[Dataset entries on figures]
--- START ---

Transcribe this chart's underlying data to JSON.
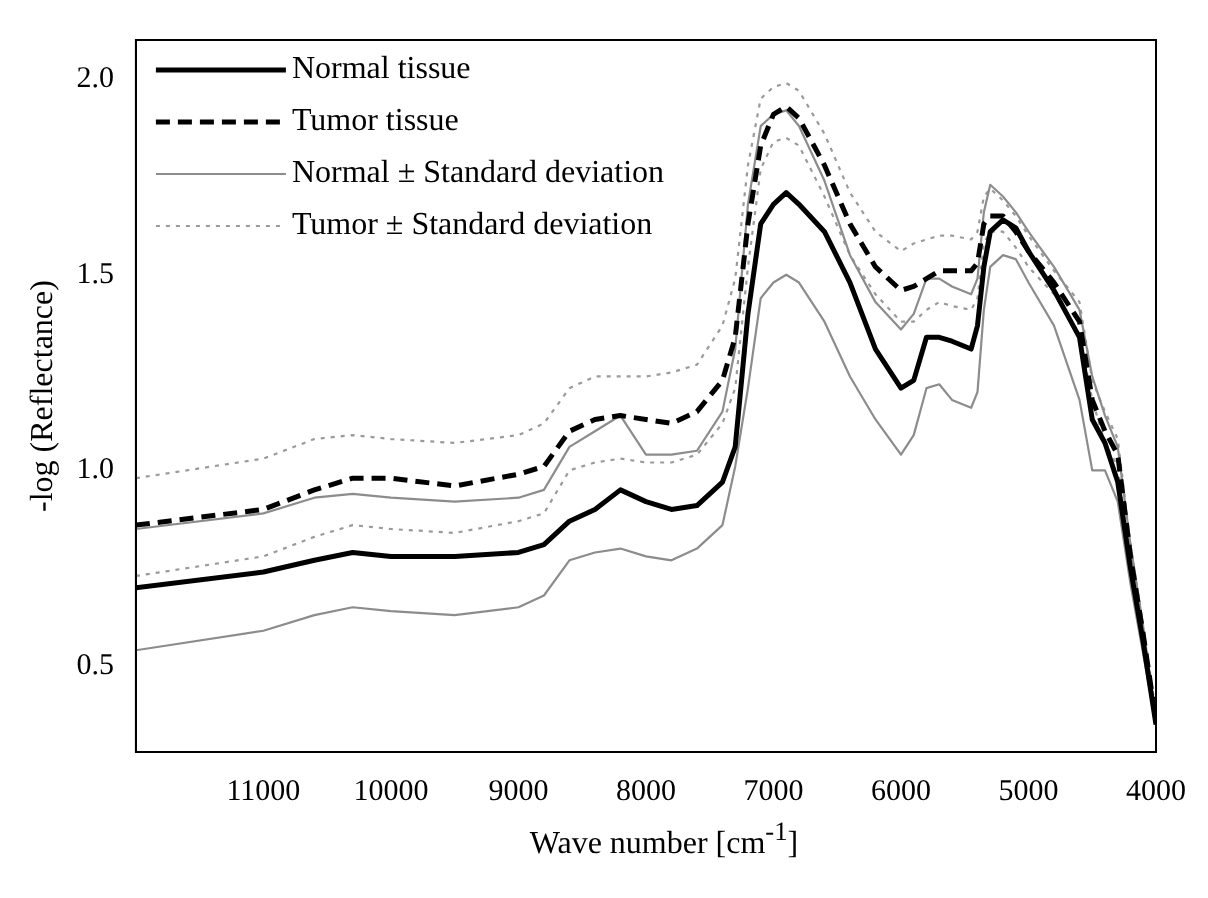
{
  "chart_data": {
    "type": "line",
    "xlabel": "Wave number [cm$^{-1}$]",
    "ylabel": "-log (Reflectance)",
    "x": [
      12000,
      11000,
      10600,
      10300,
      10000,
      9500,
      9000,
      8800,
      8600,
      8400,
      8200,
      8000,
      7800,
      7600,
      7400,
      7300,
      7200,
      7100,
      7000,
      6900,
      6800,
      6600,
      6400,
      6200,
      6000,
      5900,
      5800,
      5700,
      5600,
      5450,
      5400,
      5350,
      5300,
      5200,
      5100,
      5000,
      4800,
      4600,
      4500,
      4400,
      4300,
      4200,
      4100,
      4000
    ],
    "series": [
      {
        "name": "Normal tissue",
        "color": "#000000",
        "line_style": "solid",
        "values": [
          0.7,
          0.74,
          0.77,
          0.79,
          0.78,
          0.78,
          0.79,
          0.81,
          0.87,
          0.9,
          0.95,
          0.92,
          0.9,
          0.91,
          0.97,
          1.06,
          1.4,
          1.63,
          1.68,
          1.71,
          1.68,
          1.61,
          1.48,
          1.31,
          1.21,
          1.23,
          1.34,
          1.34,
          1.33,
          1.31,
          1.37,
          1.52,
          1.61,
          1.64,
          1.62,
          1.56,
          1.46,
          1.34,
          1.13,
          1.07,
          0.97,
          0.75,
          0.56,
          0.35
        ]
      },
      {
        "name": "Tumor tissue",
        "color": "#000000",
        "line_style": "dashed",
        "values": [
          0.86,
          0.9,
          0.95,
          0.98,
          0.98,
          0.96,
          0.99,
          1.01,
          1.1,
          1.13,
          1.14,
          1.13,
          1.12,
          1.15,
          1.23,
          1.34,
          1.63,
          1.83,
          1.91,
          1.93,
          1.9,
          1.78,
          1.63,
          1.52,
          1.46,
          1.47,
          1.49,
          1.51,
          1.51,
          1.51,
          1.53,
          1.63,
          1.65,
          1.65,
          1.61,
          1.56,
          1.48,
          1.38,
          1.18,
          1.1,
          1.04,
          0.78,
          0.58,
          0.36
        ]
      },
      {
        "name": "Normal ± Standard deviation",
        "color": "#8c8c8c",
        "line_style": "solid",
        "values": [
          0.85,
          0.89,
          0.93,
          0.94,
          0.93,
          0.92,
          0.93,
          0.95,
          1.06,
          1.1,
          1.14,
          1.04,
          1.04,
          1.05,
          1.15,
          1.31,
          1.68,
          1.88,
          1.91,
          1.92,
          1.88,
          1.74,
          1.55,
          1.43,
          1.36,
          1.4,
          1.49,
          1.49,
          1.47,
          1.45,
          1.49,
          1.66,
          1.73,
          1.7,
          1.66,
          1.61,
          1.52,
          1.41,
          1.24,
          1.14,
          1.06,
          0.81,
          0.6,
          0.36
        ]
      },
      {
        "color": "#8c8c8c",
        "line_style": "solid",
        "values": [
          0.54,
          0.59,
          0.63,
          0.65,
          0.64,
          0.63,
          0.65,
          0.68,
          0.77,
          0.79,
          0.8,
          0.78,
          0.77,
          0.8,
          0.86,
          1.01,
          1.21,
          1.44,
          1.48,
          1.5,
          1.48,
          1.38,
          1.24,
          1.13,
          1.04,
          1.09,
          1.21,
          1.22,
          1.18,
          1.16,
          1.2,
          1.41,
          1.52,
          1.55,
          1.54,
          1.48,
          1.37,
          1.18,
          1.0,
          1.0,
          0.92,
          0.71,
          0.53,
          0.35
        ]
      },
      {
        "name": "Tumor ± Standard deviation",
        "color": "#9a9a9a",
        "line_style": "dotted",
        "values": [
          0.98,
          1.03,
          1.08,
          1.09,
          1.08,
          1.07,
          1.09,
          1.12,
          1.21,
          1.24,
          1.24,
          1.24,
          1.25,
          1.27,
          1.37,
          1.49,
          1.78,
          1.95,
          1.98,
          1.99,
          1.97,
          1.86,
          1.71,
          1.61,
          1.56,
          1.58,
          1.59,
          1.6,
          1.6,
          1.59,
          1.61,
          1.7,
          1.72,
          1.69,
          1.65,
          1.6,
          1.51,
          1.43,
          1.23,
          1.15,
          1.08,
          0.81,
          0.6,
          0.38
        ]
      },
      {
        "color": "#9a9a9a",
        "line_style": "dotted",
        "values": [
          0.73,
          0.78,
          0.83,
          0.86,
          0.85,
          0.84,
          0.87,
          0.89,
          1.0,
          1.02,
          1.03,
          1.02,
          1.02,
          1.04,
          1.12,
          1.21,
          1.52,
          1.77,
          1.84,
          1.85,
          1.83,
          1.7,
          1.55,
          1.45,
          1.38,
          1.38,
          1.41,
          1.43,
          1.42,
          1.41,
          1.44,
          1.58,
          1.61,
          1.61,
          1.57,
          1.52,
          1.45,
          1.35,
          1.18,
          1.07,
          1.01,
          0.77,
          0.57,
          0.36
        ]
      }
    ],
    "xlim": [
      12000,
      4000
    ],
    "xticks": [
      11000,
      10000,
      9000,
      8000,
      7000,
      6000,
      5000,
      4000
    ],
    "ylim": [
      0.28,
      2.1
    ],
    "yticks": [
      0.5,
      {
        "value": 1,
        "label": "1.0"
      },
      1.5,
      {
        "value": 2,
        "label": "2.0"
      }
    ],
    "grid": false,
    "legend": "top left",
    "marker": "none"
  }
}
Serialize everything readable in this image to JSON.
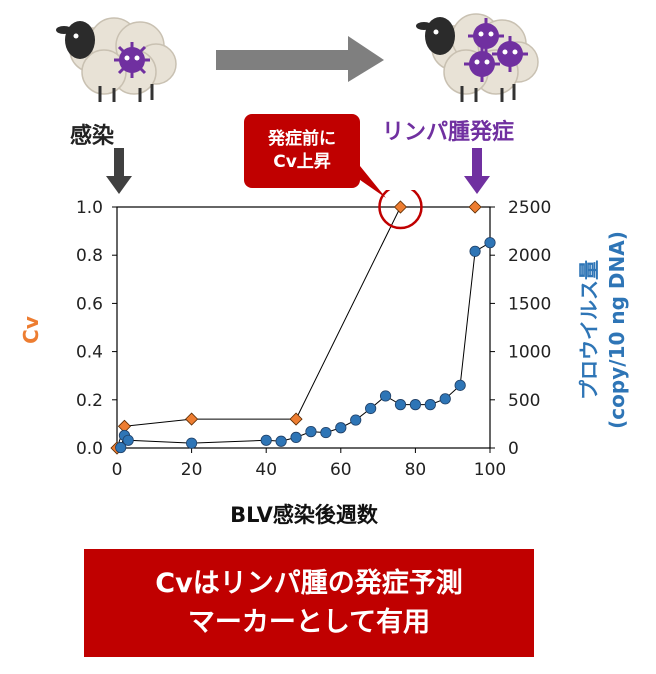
{
  "labels": {
    "infection": "感染",
    "onset": "リンパ腫発症",
    "callout_line1": "発症前に",
    "callout_line2": "Cv上昇"
  },
  "conclusion": {
    "line1": "Cvはリンパ腫の発症予測",
    "line2": "マーカーとして有用"
  },
  "colors": {
    "cv_series": "#ed7d31",
    "provirus_series": "#2e75b6",
    "callout": "#c00000",
    "onset_arrow": "#7030a0"
  },
  "icons": [
    "sheep-infected-icon",
    "sheep-lymphoma-icon",
    "progression-arrow-icon",
    "down-arrow-icon"
  ],
  "chart_data": {
    "type": "line",
    "xlabel": "BLV感染後週数",
    "ylabel_left": "Cv",
    "ylabel_right": "プロウイルス量 (copy/10 ng DNA)",
    "xlim": [
      0,
      100
    ],
    "ylim_left": [
      0,
      1.0
    ],
    "ylim_right": [
      0,
      2500
    ],
    "x_ticks": [
      "0",
      "20",
      "40",
      "60",
      "80",
      "100"
    ],
    "y_ticks_left": [
      "0.0",
      "0.2",
      "0.4",
      "0.6",
      "0.8",
      "1.0"
    ],
    "y_ticks_right": [
      "0",
      "500",
      "1000",
      "1500",
      "2000",
      "2500"
    ],
    "grid": false,
    "series": [
      {
        "name": "Cv",
        "axis": "left",
        "marker": "diamond",
        "x": [
          0,
          2,
          20,
          48,
          76,
          96
        ],
        "y": [
          0.0,
          0.09,
          0.12,
          0.12,
          1.0,
          1.0
        ]
      },
      {
        "name": "プロウイルス量",
        "axis": "right",
        "marker": "circle",
        "x": [
          1,
          2,
          3,
          20,
          40,
          44,
          48,
          52,
          56,
          60,
          64,
          68,
          72,
          76,
          80,
          84,
          88,
          92,
          96,
          100
        ],
        "y": [
          5,
          130,
          80,
          50,
          80,
          70,
          110,
          170,
          160,
          210,
          290,
          410,
          540,
          450,
          450,
          450,
          510,
          650,
          2040,
          2130
        ]
      }
    ],
    "highlight": {
      "series": "Cv",
      "x": 76,
      "y": 1.0
    }
  }
}
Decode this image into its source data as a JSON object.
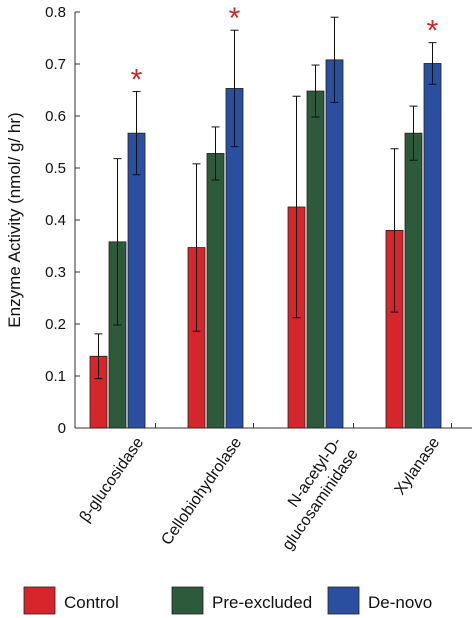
{
  "chart_data": {
    "type": "bar",
    "title": "",
    "xlabel": "",
    "ylabel": "Enzyme Activity (nmol/ g/ hr)",
    "ylim": [
      0,
      0.8
    ],
    "yticks": [
      "0",
      "0.1",
      "0.2",
      "0.3",
      "0.4",
      "0.5",
      "0.6",
      "0.7",
      "0.8"
    ],
    "categories": [
      [
        "β-glucosidase"
      ],
      [
        "Cellobiohydrolase"
      ],
      [
        "N-acetyl-D-",
        "glucosaminidase"
      ],
      [
        "Xylanase"
      ]
    ],
    "series": [
      {
        "name": "Control",
        "color": "#d4262b",
        "values": [
          0.138,
          0.347,
          0.425,
          0.38
        ],
        "errors": [
          0.043,
          0.161,
          0.213,
          0.157
        ]
      },
      {
        "name": "Pre-excluded",
        "color": "#2c5a3b",
        "values": [
          0.358,
          0.528,
          0.648,
          0.567
        ],
        "errors": [
          0.16,
          0.051,
          0.05,
          0.052
        ]
      },
      {
        "name": "De-novo",
        "color": "#2a4fa0",
        "values": [
          0.567,
          0.653,
          0.708,
          0.701
        ],
        "errors": [
          0.08,
          0.112,
          0.082,
          0.04
        ]
      }
    ],
    "significance_marker": "*",
    "significance_color": "#c62828",
    "significant": [
      true,
      true,
      false,
      true
    ],
    "grid": false,
    "legend_position": "bottom"
  }
}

--- END ---

| Exercise brief |
Reply with one number only, the count of lines above that hold the string "JSON".

| Expected answer |
3